* Begin Exercise input *

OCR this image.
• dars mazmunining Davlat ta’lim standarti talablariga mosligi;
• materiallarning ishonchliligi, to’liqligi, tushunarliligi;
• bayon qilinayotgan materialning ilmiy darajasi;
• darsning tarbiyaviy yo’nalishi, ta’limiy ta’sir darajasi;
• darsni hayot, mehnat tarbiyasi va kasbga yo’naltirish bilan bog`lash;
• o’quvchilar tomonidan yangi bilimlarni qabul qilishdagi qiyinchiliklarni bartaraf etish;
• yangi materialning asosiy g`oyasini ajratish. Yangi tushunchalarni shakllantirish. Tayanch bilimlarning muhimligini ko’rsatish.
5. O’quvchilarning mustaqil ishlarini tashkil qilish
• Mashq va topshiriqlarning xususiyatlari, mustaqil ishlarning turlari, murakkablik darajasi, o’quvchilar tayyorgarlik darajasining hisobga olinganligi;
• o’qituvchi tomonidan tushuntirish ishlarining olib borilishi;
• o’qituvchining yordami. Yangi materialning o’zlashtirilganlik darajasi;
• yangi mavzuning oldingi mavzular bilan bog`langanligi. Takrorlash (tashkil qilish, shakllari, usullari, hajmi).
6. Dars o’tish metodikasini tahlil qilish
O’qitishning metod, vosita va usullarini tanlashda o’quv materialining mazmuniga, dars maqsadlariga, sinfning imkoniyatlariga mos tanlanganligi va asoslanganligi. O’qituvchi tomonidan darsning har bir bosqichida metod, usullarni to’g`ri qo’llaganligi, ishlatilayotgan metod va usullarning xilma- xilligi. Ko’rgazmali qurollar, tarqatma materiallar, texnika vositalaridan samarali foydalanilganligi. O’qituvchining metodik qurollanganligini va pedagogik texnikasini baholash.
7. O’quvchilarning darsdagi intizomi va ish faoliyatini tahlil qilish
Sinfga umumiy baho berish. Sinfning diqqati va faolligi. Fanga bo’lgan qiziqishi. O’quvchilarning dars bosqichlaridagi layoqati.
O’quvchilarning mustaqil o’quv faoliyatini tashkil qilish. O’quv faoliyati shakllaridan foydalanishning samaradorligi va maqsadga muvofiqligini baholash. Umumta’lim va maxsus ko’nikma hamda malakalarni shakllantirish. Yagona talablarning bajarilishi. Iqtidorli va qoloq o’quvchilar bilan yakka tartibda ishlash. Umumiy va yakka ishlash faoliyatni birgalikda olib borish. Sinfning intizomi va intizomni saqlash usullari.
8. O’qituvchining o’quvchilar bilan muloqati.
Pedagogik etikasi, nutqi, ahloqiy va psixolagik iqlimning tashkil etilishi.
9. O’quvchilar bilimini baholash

* End Exercise input *

→ Exercise instructions:
Reproduce all of the records exactly.

→ Exercise result:
OCR this image.
• dars mazmunining Davlat ta’lim standarti talablariga mosligi;
• materiallarning ishonchliligi, to’liqligi, tushunarliligi;
• bayon qilinayotgan materialning ilmiy darajasi;
• darsning tarbiyaviy yo’nalishi, ta’limiy ta’sir darajasi;
• darsni hayot, mehnat tarbiyasi va kasbga yo’naltirish bilan bog`lash;
• o’quvchilar tomonidan yangi bilimlarni qabul qilishdagi qiyinchiliklarni bartaraf etish;
• yangi materialning asosiy g`oyasini ajratish. Yangi tushunchalarni shakllantirish. Tayanch bilimlarning muhimligini ko’rsatish.
5. O’quvchilarning mustaqil ishlarini tashkil qilish
• Mashq va topshiriqlarning xususiyatlari, mustaqil ishlarning turlari, murakkablik darajasi, o’quvchilar tayyorgarlik darajasining hisobga olinganligi;
• o’qituvchi tomonidan tushuntirish ishlarining olib borilishi;
• o’qituvchining yordami. Yangi materialning o’zlashtirilganlik darajasi;
• yangi mavzuning oldingi mavzular bilan bog`langanligi. Takrorlash (tashkil qilish, shakllari, usullari, hajmi).
6. Dars o’tish metodikasini tahlil qilish
O’qitishning metod, vosita va usullarini tanlashda o’quv materialining mazmuniga, dars maqsadlariga, sinfning imkoniyatlariga mos tanlanganligi va asoslanganligi. O’qituvchi tomonidan darsning har bir bosqichida metod, usullarni to’g`ri qo’llaganligi, ishlatilayotgan metod va usullarning xilma- xilligi. Ko’rgazmali qurollar, tarqatma materiallar, texnika vositalaridan samarali foydalanilganligi. O’qituvchining metodik qurollanganligini va pedagogik texnikasini baholash.
7. O’quvchilarning darsdagi intizomi va ish faoliyatini tahlil qilish
Sinfga umumiy baho berish. Sinfning diqqati va faolligi. Fanga bo’lgan qiziqishi. O’quvchilarning dars bosqichlaridagi layoqati.
O’quvchilarning mustaqil o’quv faoliyatini tashkil qilish. O’quv faoliyati shakllaridan foydalanishning samaradorligi va maqsadga muvofiqligini baholash. Umumta’lim va maxsus ko’nikma hamda malakalarni shakllantirish. Yagona talablarning bajarilishi. Iqtidorli va qoloq o’quvchilar bilan yakka tartibda ishlash. Umumiy va yakka ishlash faoliyatni birgalikda olib borish. Sinfning intizomi va intizomni saqlash usullari.
8. O’qituvchining o’quvchilar bilan muloqati.
Pedagogik etikasi, nutqi, ahloqiy va psixolagik iqlimning tashkil etilishi.
9. O’quvchilar bilimini baholash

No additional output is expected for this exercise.